---- Records for this exercise

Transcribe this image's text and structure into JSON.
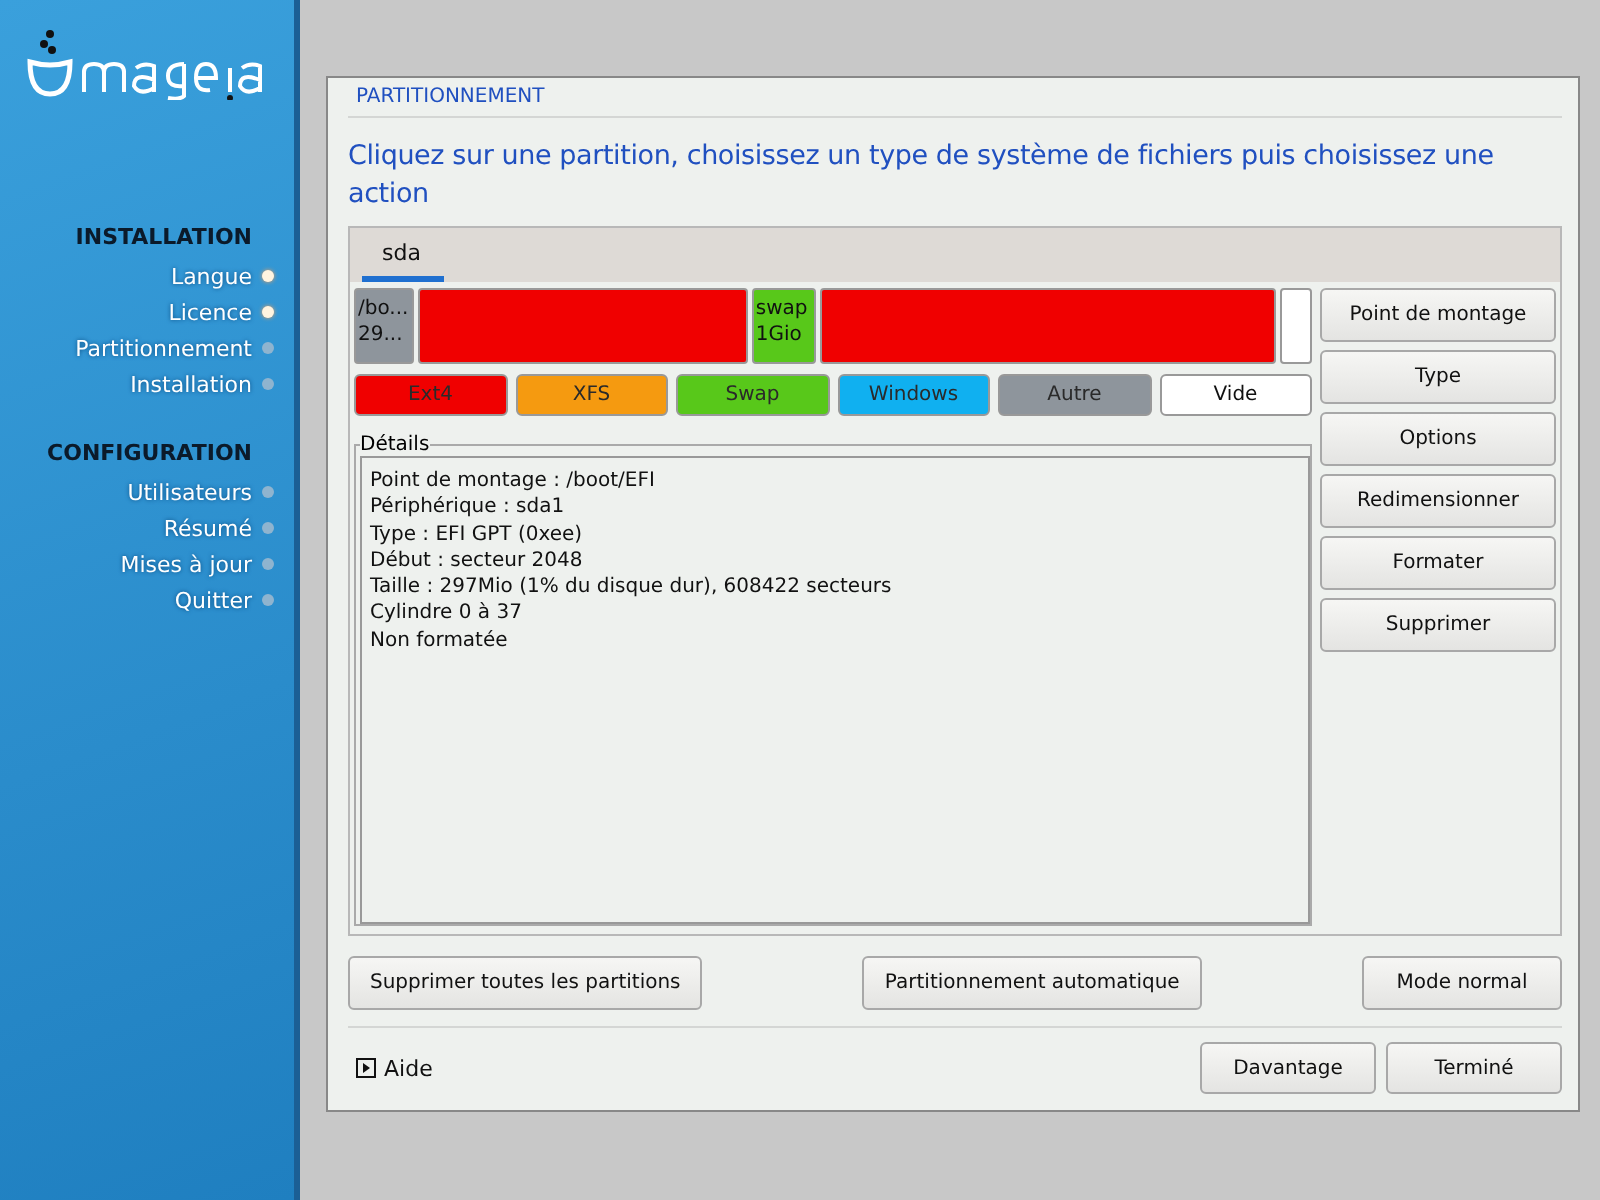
{
  "sidebar": {
    "sections": [
      {
        "title": "INSTALLATION",
        "steps": [
          {
            "label": "Langue",
            "done": true
          },
          {
            "label": "Licence",
            "done": true
          },
          {
            "label": "Partitionnement",
            "done": false
          },
          {
            "label": "Installation",
            "done": false
          }
        ]
      },
      {
        "title": "CONFIGURATION",
        "steps": [
          {
            "label": "Utilisateurs",
            "done": false
          },
          {
            "label": "Résumé",
            "done": false
          },
          {
            "label": "Mises à jour",
            "done": false
          },
          {
            "label": "Quitter",
            "done": false
          }
        ]
      }
    ]
  },
  "dialog": {
    "title": "PARTITIONNEMENT",
    "instruction": "Cliquez sur une partition, choisissez un type de système de fichiers puis choisissez une action",
    "tabs": [
      {
        "label": "sda",
        "selected": true
      }
    ],
    "partitions": [
      {
        "kind": "other",
        "lines": [
          "/bo...",
          "29..."
        ]
      },
      {
        "kind": "ext4"
      },
      {
        "kind": "swap",
        "lines": [
          "swap",
          "1Gio"
        ]
      },
      {
        "kind": "ext4"
      },
      {
        "kind": "empty"
      }
    ],
    "legend": [
      {
        "kind": "ext4",
        "label": "Ext4"
      },
      {
        "kind": "xfs",
        "label": "XFS"
      },
      {
        "kind": "swap",
        "label": "Swap"
      },
      {
        "kind": "windows",
        "label": "Windows"
      },
      {
        "kind": "other",
        "label": "Autre"
      },
      {
        "kind": "empty",
        "label": "Vide"
      }
    ],
    "details_title": "Détails",
    "details": [
      "Point de montage : /boot/EFI",
      "Périphérique : sda1",
      "Type : EFI GPT (0xee)",
      "Début : secteur 2048",
      "Taille : 297Mio (1% du disque dur), 608422 secteurs",
      "Cylindre 0 à 37",
      "Non formatée"
    ],
    "actions": [
      "Point de montage",
      "Type",
      "Options",
      "Redimensionner",
      "Formater",
      "Supprimer"
    ],
    "bottom_buttons": [
      "Supprimer toutes les partitions",
      "Partitionnement automatique",
      "Mode normal"
    ],
    "help": "Aide",
    "footer_buttons": [
      "Davantage",
      "Terminé"
    ]
  }
}
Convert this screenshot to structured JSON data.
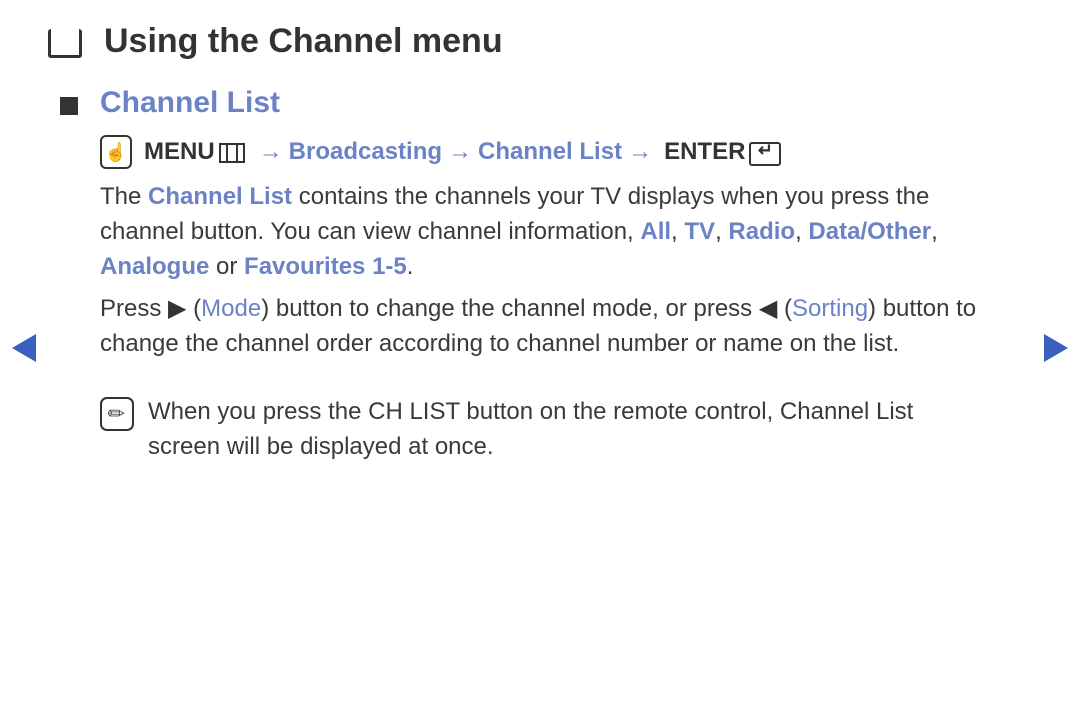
{
  "title": "Using the Channel menu",
  "section": {
    "heading": "Channel List",
    "path": {
      "menu_label": "MENU",
      "segments": [
        "Broadcasting",
        "Channel List"
      ],
      "enter_label": "ENTER"
    }
  },
  "body": {
    "p1": {
      "t0": "The ",
      "channel_list": "Channel List",
      "t1": " contains the channels your TV displays when you press the channel button. You can view channel information, ",
      "all": "All",
      "c1": ", ",
      "tv": "TV",
      "c2": ", ",
      "radio": "Radio",
      "c3": ", ",
      "data_other": "Data/Other",
      "c4": ", ",
      "analogue": "Analogue",
      "or": " or ",
      "favourites": "Favourites 1-5",
      "end": "."
    },
    "p2": {
      "t0": "Press ",
      "right_glyph": "▶",
      "t1": " (",
      "mode": "Mode",
      "t2": ") button to change the channel mode, or press ",
      "left_glyph": "◀",
      "t3": " (",
      "sorting": "Sorting",
      "t4": ") button to change the channel order according to channel number or name on the list."
    }
  },
  "note": {
    "t0": "When you press the ",
    "ch_list": "CH LIST",
    "t1": " button on the remote control, ",
    "channel_list": "Channel List",
    "t2": " screen will be displayed at once."
  }
}
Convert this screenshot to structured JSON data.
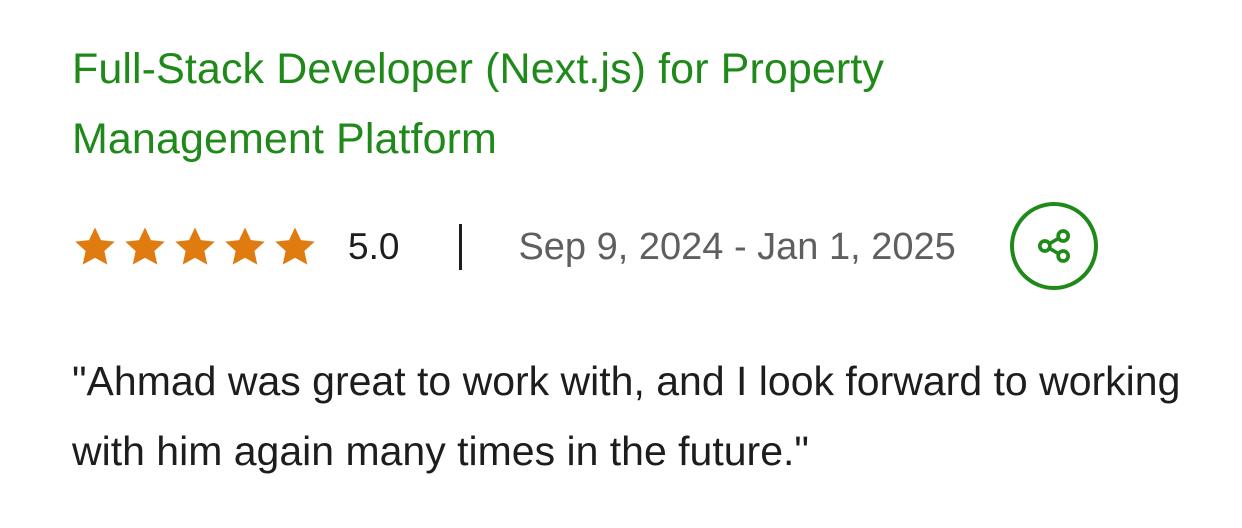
{
  "job": {
    "title": "Full-Stack Developer (Next.js) for Property Management Platform"
  },
  "rating": {
    "value": "5.0",
    "stars": 5,
    "max_stars": 5,
    "star_icon": "star-icon",
    "star_color": "#e07b10"
  },
  "date_range": "Sep 9, 2024 - Jan 1, 2025",
  "share": {
    "icon": "share-icon"
  },
  "review": {
    "text": "\"Ahmad was great to work with, and I look forward to working with him again many times in the future.\""
  },
  "colors": {
    "accent": "#1f8a19",
    "text": "#1d1d1d",
    "muted": "#5f5f5f"
  }
}
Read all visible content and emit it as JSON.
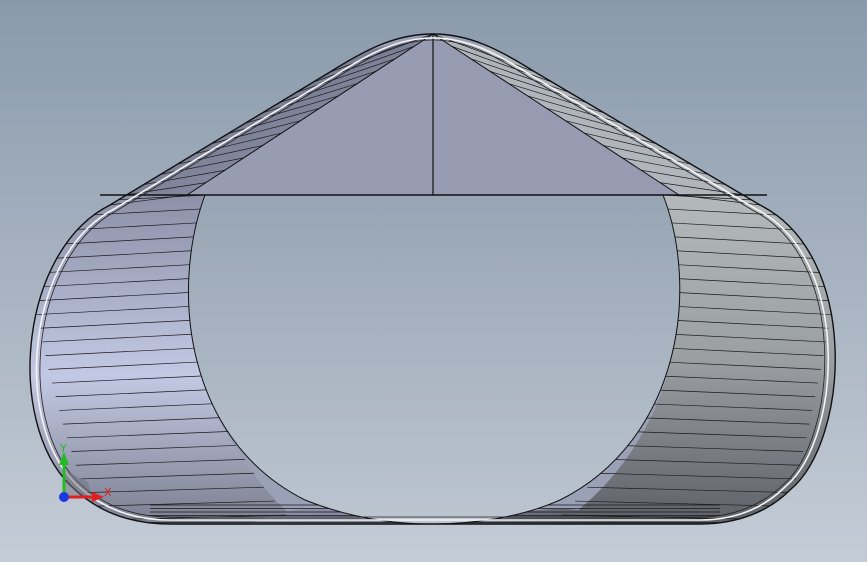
{
  "viewport": {
    "background_top": "#8a9aac",
    "background_bottom": "#c4ccd6"
  },
  "model": {
    "edge_color": "#111111",
    "cap_color": "#989cb2",
    "hole_color": "#a3b0bf"
  },
  "triad": {
    "x_label": "X",
    "y_label": "Y",
    "x_color": "#e02020",
    "y_color": "#22bb22",
    "z_color": "#1a3ae0"
  }
}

--------

With the pictures omitted, reproduce the records in full and exactly.

Transcribe this image's text and structure into JSON.
{
  "sidebar": {
    "sections": [
      {
        "title": "INSTALLATION",
        "steps": [
          {
            "label": "Langue",
            "done": true
          },
          {
            "label": "Licence",
            "done": true
          },
          {
            "label": "Partitionnement",
            "done": false
          },
          {
            "label": "Installation",
            "done": false
          }
        ]
      },
      {
        "title": "CONFIGURATION",
        "steps": [
          {
            "label": "Utilisateurs",
            "done": false
          },
          {
            "label": "Résumé",
            "done": false
          },
          {
            "label": "Mises à jour",
            "done": false
          },
          {
            "label": "Quitter",
            "done": false
          }
        ]
      }
    ]
  },
  "dialog": {
    "title": "PARTITIONNEMENT",
    "instruction": "Cliquez sur une partition, choisissez un type de système de fichiers puis choisissez une action",
    "tabs": [
      {
        "label": "sda",
        "selected": true
      }
    ],
    "partitions": [
      {
        "kind": "other",
        "lines": [
          "/bo...",
          "29..."
        ]
      },
      {
        "kind": "ext4"
      },
      {
        "kind": "swap",
        "lines": [
          "swap",
          "1Gio"
        ]
      },
      {
        "kind": "ext4"
      },
      {
        "kind": "empty"
      }
    ],
    "legend": [
      {
        "kind": "ext4",
        "label": "Ext4"
      },
      {
        "kind": "xfs",
        "label": "XFS"
      },
      {
        "kind": "swap",
        "label": "Swap"
      },
      {
        "kind": "windows",
        "label": "Windows"
      },
      {
        "kind": "other",
        "label": "Autre"
      },
      {
        "kind": "empty",
        "label": "Vide"
      }
    ],
    "details_title": "Détails",
    "details": [
      "Point de montage : /boot/EFI",
      "Périphérique : sda1",
      "Type : EFI GPT (0xee)",
      "Début : secteur 2048",
      "Taille : 297Mio (1% du disque dur), 608422 secteurs",
      "Cylindre 0 à 37",
      "Non formatée"
    ],
    "actions": [
      "Point de montage",
      "Type",
      "Options",
      "Redimensionner",
      "Formater",
      "Supprimer"
    ],
    "bottom_buttons": [
      "Supprimer toutes les partitions",
      "Partitionnement automatique",
      "Mode normal"
    ],
    "help": "Aide",
    "footer_buttons": [
      "Davantage",
      "Terminé"
    ]
  }
}
Convert this screenshot to structured JSON data.
{
  "title": "Using the Channel menu",
  "section": {
    "heading": "Channel List",
    "path": {
      "menu_label": "MENU",
      "segments": [
        "Broadcasting",
        "Channel List"
      ],
      "enter_label": "ENTER"
    }
  },
  "body": {
    "p1": {
      "t0": "The ",
      "channel_list": "Channel List",
      "t1": " contains the channels your TV displays when you press the channel button. You can view channel information, ",
      "all": "All",
      "c1": ", ",
      "tv": "TV",
      "c2": ", ",
      "radio": "Radio",
      "c3": ", ",
      "data_other": "Data/Other",
      "c4": ", ",
      "analogue": "Analogue",
      "or": " or ",
      "favourites": "Favourites 1-5",
      "end": "."
    },
    "p2": {
      "t0": "Press ",
      "right_glyph": "▶",
      "t1": " (",
      "mode": "Mode",
      "t2": ") button to change the channel mode, or press ",
      "left_glyph": "◀",
      "t3": " (",
      "sorting": "Sorting",
      "t4": ") button to change the channel order according to channel number or name on the list."
    }
  },
  "note": {
    "t0": "When you press the ",
    "ch_list": "CH LIST",
    "t1": " button on the remote control, ",
    "channel_list": "Channel List",
    "t2": " screen will be displayed at once."
  }
}
Convert this screenshot to structured JSON data.
{
  "job": {
    "title": "Full-Stack Developer (Next.js) for Property Management Platform"
  },
  "rating": {
    "value": "5.0",
    "stars": 5,
    "max_stars": 5,
    "star_icon": "star-icon",
    "star_color": "#e07b10"
  },
  "date_range": "Sep 9, 2024 - Jan 1, 2025",
  "share": {
    "icon": "share-icon"
  },
  "review": {
    "text": "\"Ahmad was great to work with, and I look forward to working with him again many times in the future.\""
  },
  "colors": {
    "accent": "#1f8a19",
    "text": "#1d1d1d",
    "muted": "#5f5f5f"
  }
}
Read all visible content and emit it as JSON.
{
  "viewport": {
    "background_top": "#8a9aac",
    "background_bottom": "#c4ccd6"
  },
  "model": {
    "edge_color": "#111111",
    "cap_color": "#989cb2",
    "hole_color": "#a3b0bf"
  },
  "triad": {
    "x_label": "X",
    "y_label": "Y",
    "x_color": "#e02020",
    "y_color": "#22bb22",
    "z_color": "#1a3ae0"
  }
}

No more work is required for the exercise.